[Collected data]
Start

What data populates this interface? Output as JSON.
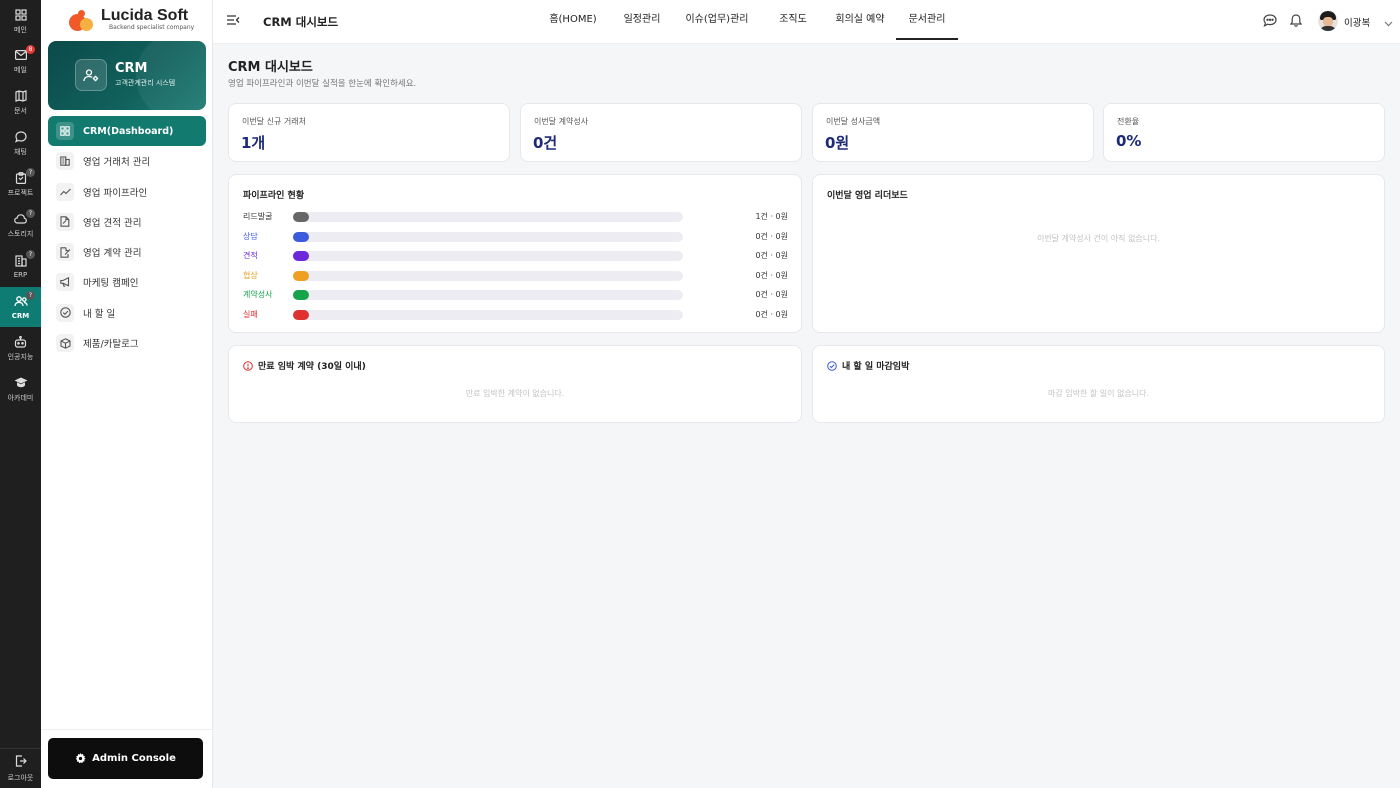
{
  "rail": {
    "items": [
      {
        "label": "메인",
        "icon": "grid-icon",
        "badge": ""
      },
      {
        "label": "메일",
        "icon": "mail-icon",
        "badge": "8"
      },
      {
        "label": "문서",
        "icon": "document-map-icon",
        "badge": ""
      },
      {
        "label": "채팅",
        "icon": "chat-icon",
        "badge": ""
      },
      {
        "label": "프로젝트",
        "icon": "clipboard-icon",
        "badge": "?"
      },
      {
        "label": "스토리지",
        "icon": "cloud-icon",
        "badge": "?"
      },
      {
        "label": "ERP",
        "icon": "building-icon",
        "badge": "?"
      },
      {
        "label": "CRM",
        "icon": "users-icon",
        "badge": "?",
        "active": true
      },
      {
        "label": "인공지능",
        "icon": "robot-icon",
        "badge": ""
      },
      {
        "label": "아카데미",
        "icon": "graduation-cap-icon",
        "badge": ""
      }
    ],
    "logout_label": "로그아웃"
  },
  "sidebar": {
    "logo_title": "Lucida Soft",
    "logo_sub": "Backend specialist company",
    "crm_card": {
      "title": "CRM",
      "subtitle": "고객관계관리 시스템"
    },
    "menu": [
      {
        "label": "CRM(Dashboard)",
        "icon": "dashboard-icon",
        "active": true
      },
      {
        "label": "영업 거래처 관리",
        "icon": "building-icon"
      },
      {
        "label": "영업 파이프라인",
        "icon": "trend-line-icon"
      },
      {
        "label": "영업 견적 관리",
        "icon": "file-edit-icon"
      },
      {
        "label": "영업 계약 관리",
        "icon": "file-sign-icon"
      },
      {
        "label": "마케팅 캠페인",
        "icon": "megaphone-icon"
      },
      {
        "label": "내 할 일",
        "icon": "check-circle-icon"
      },
      {
        "label": "제품/카탈로그",
        "icon": "box-icon"
      }
    ],
    "admin_label": "Admin Console"
  },
  "topbar": {
    "title": "CRM 대시보드",
    "nav": [
      "홈(HOME)",
      "일정관리",
      "이슈(업무)관리",
      "조직도",
      "회의실 예약",
      "문서관리"
    ],
    "active_nav": "문서관리",
    "user_name": "이광복"
  },
  "main": {
    "title": "CRM 대시보드",
    "subtitle": "영업 파이프라인과 이번달 실적을 한눈에 확인하세요.",
    "stats": [
      {
        "label": "이번달 신규 거래처",
        "value": "1개"
      },
      {
        "label": "이번달 계약성사",
        "value": "0건"
      },
      {
        "label": "이번달 성사금액",
        "value": "0원"
      },
      {
        "label": "전환율",
        "value": "0%"
      }
    ],
    "pipeline": {
      "title": "파이프라인 현황",
      "rows": [
        {
          "label": "리드발굴",
          "value": "1건 · 0원",
          "color": "#666666",
          "label_color": "#333333"
        },
        {
          "label": "상담",
          "value": "0건 · 0원",
          "color": "#3b5bdb",
          "label_color": "#3b5bdb"
        },
        {
          "label": "견적",
          "value": "0건 · 0원",
          "color": "#6d28d9",
          "label_color": "#6d28d9"
        },
        {
          "label": "협상",
          "value": "0건 · 0원",
          "color": "#f0a020",
          "label_color": "#e0a020"
        },
        {
          "label": "계약성사",
          "value": "0건 · 0원",
          "color": "#16a34a",
          "label_color": "#16a34a"
        },
        {
          "label": "실패",
          "value": "0건 · 0원",
          "color": "#e03131",
          "label_color": "#e03131"
        }
      ]
    },
    "leaderboard": {
      "title": "이번달 영업 리더보드",
      "empty": "이번달 계약성사 건이 아직 없습니다."
    },
    "expiring": {
      "title": "만료 임박 계약 (30일 이내)",
      "empty": "만료 임박한 계약이 없습니다."
    },
    "todo": {
      "title": "내 할 일 마감임박",
      "empty": "마감 임박한 할 일이 없습니다."
    }
  },
  "colors": {
    "accent": "#137a70",
    "value": "#1e2a78"
  }
}
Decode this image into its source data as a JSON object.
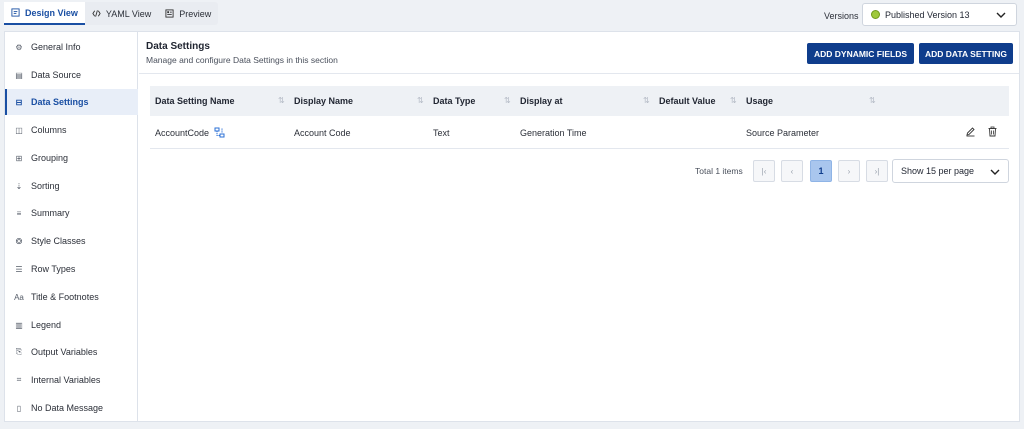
{
  "view_tabs": [
    {
      "label": "Design View",
      "icon": "design-icon",
      "active": true
    },
    {
      "label": "YAML View",
      "icon": "code-icon",
      "active": false
    },
    {
      "label": "Preview",
      "icon": "preview-icon",
      "active": false
    }
  ],
  "versions": {
    "label": "Versions",
    "selected": "Published Version 13",
    "status_color": "#9fc93c"
  },
  "sidebar": {
    "items": [
      {
        "label": "General Info",
        "icon": "gear-icon"
      },
      {
        "label": "Data Source",
        "icon": "data-source-icon"
      },
      {
        "label": "Data Settings",
        "icon": "data-settings-icon",
        "active": true
      },
      {
        "label": "Columns",
        "icon": "columns-icon"
      },
      {
        "label": "Grouping",
        "icon": "grouping-icon"
      },
      {
        "label": "Sorting",
        "icon": "sort-icon"
      },
      {
        "label": "Summary",
        "icon": "summary-icon"
      },
      {
        "label": "Style Classes",
        "icon": "palette-icon"
      },
      {
        "label": "Row Types",
        "icon": "row-types-icon"
      },
      {
        "label": "Title & Footnotes",
        "icon": "text-icon"
      },
      {
        "label": "Legend",
        "icon": "legend-icon"
      },
      {
        "label": "Output Variables",
        "icon": "output-icon"
      },
      {
        "label": "Internal Variables",
        "icon": "internal-icon"
      },
      {
        "label": "No Data Message",
        "icon": "message-icon"
      }
    ]
  },
  "main": {
    "title": "Data Settings",
    "subtitle": "Manage and configure Data Settings in this section",
    "add_dynamic_label": "ADD DYNAMIC FIELDS",
    "add_data_label": "ADD DATA SETTING"
  },
  "table": {
    "columns": [
      "Data Setting Name",
      "Display Name",
      "Data Type",
      "Display at",
      "Default Value",
      "Usage"
    ],
    "rows": [
      {
        "name": "AccountCode",
        "display_name": "Account Code",
        "data_type": "Text",
        "display_at": "Generation Time",
        "default_value": "",
        "usage": "Source Parameter"
      }
    ]
  },
  "pagination": {
    "total": "Total 1 items",
    "current_page": "1",
    "per_page": "Show 15 per page"
  },
  "colors": {
    "accent": "#1a4fa3",
    "button": "#0f3d8c"
  }
}
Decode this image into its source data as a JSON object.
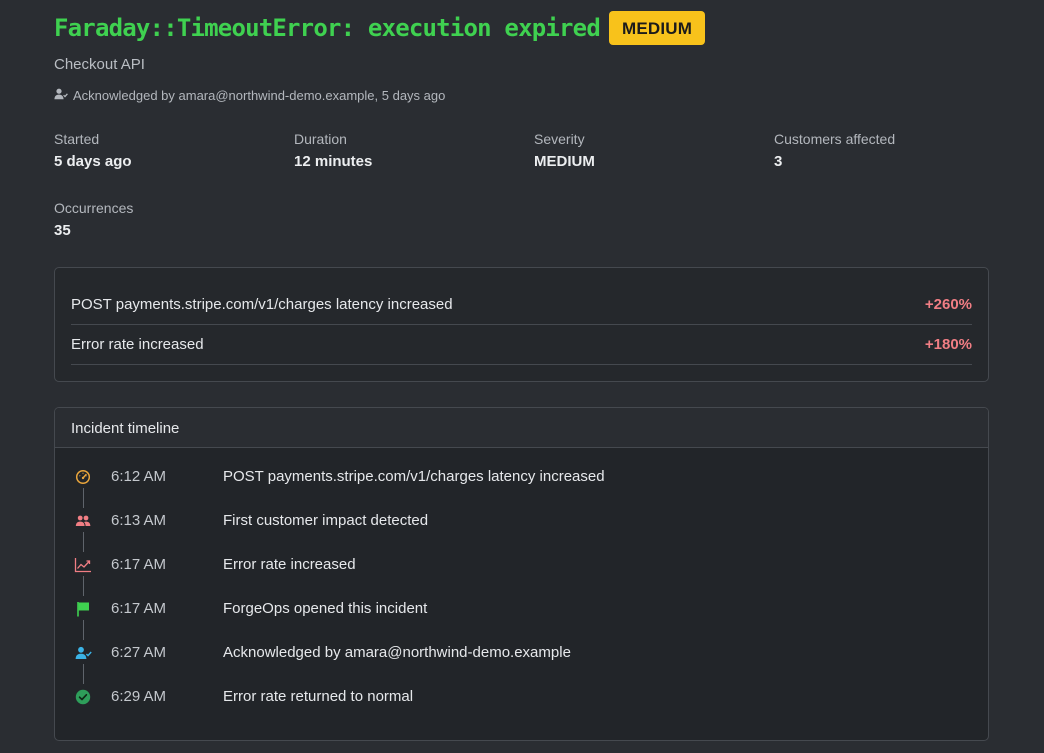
{
  "incident": {
    "title": "Faraday::TimeoutError: execution expired",
    "severity_badge": "MEDIUM",
    "service": "Checkout API",
    "acknowledged": "Acknowledged by amara@northwind-demo.example, 5 days ago",
    "ack_icon": "user-check-icon"
  },
  "stats": [
    {
      "label": "Started",
      "value": "5 days ago"
    },
    {
      "label": "Duration",
      "value": "12 minutes"
    },
    {
      "label": "Severity",
      "value": "MEDIUM"
    },
    {
      "label": "Customers affected",
      "value": "3"
    },
    {
      "label": "Occurrences",
      "value": "35"
    }
  ],
  "signals": [
    {
      "text": "POST payments.stripe.com/v1/charges latency increased",
      "delta": "+260%"
    },
    {
      "text": "Error rate increased",
      "delta": "+180%"
    }
  ],
  "timeline": {
    "heading": "Incident timeline",
    "events": [
      {
        "time": "6:12 AM",
        "text": "POST payments.stripe.com/v1/charges latency increased",
        "icon": "gauge-icon",
        "color": "#e9a53c"
      },
      {
        "time": "6:13 AM",
        "text": "First customer impact detected",
        "icon": "users-icon",
        "color": "#f17e84"
      },
      {
        "time": "6:17 AM",
        "text": "Error rate increased",
        "icon": "trending-up-icon",
        "color": "#f17e84"
      },
      {
        "time": "6:17 AM",
        "text": "ForgeOps opened this incident",
        "icon": "flag-icon",
        "color": "#3fd150"
      },
      {
        "time": "6:27 AM",
        "text": "Acknowledged by amara@northwind-demo.example",
        "icon": "user-check-icon",
        "color": "#3bb3e6"
      },
      {
        "time": "6:29 AM",
        "text": "Error rate returned to normal",
        "icon": "check-circle-icon",
        "color": "#2e9e5a"
      }
    ]
  },
  "colors": {
    "title": "#3fd150",
    "badge": "#f8c21b",
    "delta": "#f17e84",
    "background": "#2a2d32"
  }
}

End

§ TASK TO COMPLETE
Report only the number of lines in the listing that contain the word "subtitle".

§ FULL ANSWER
3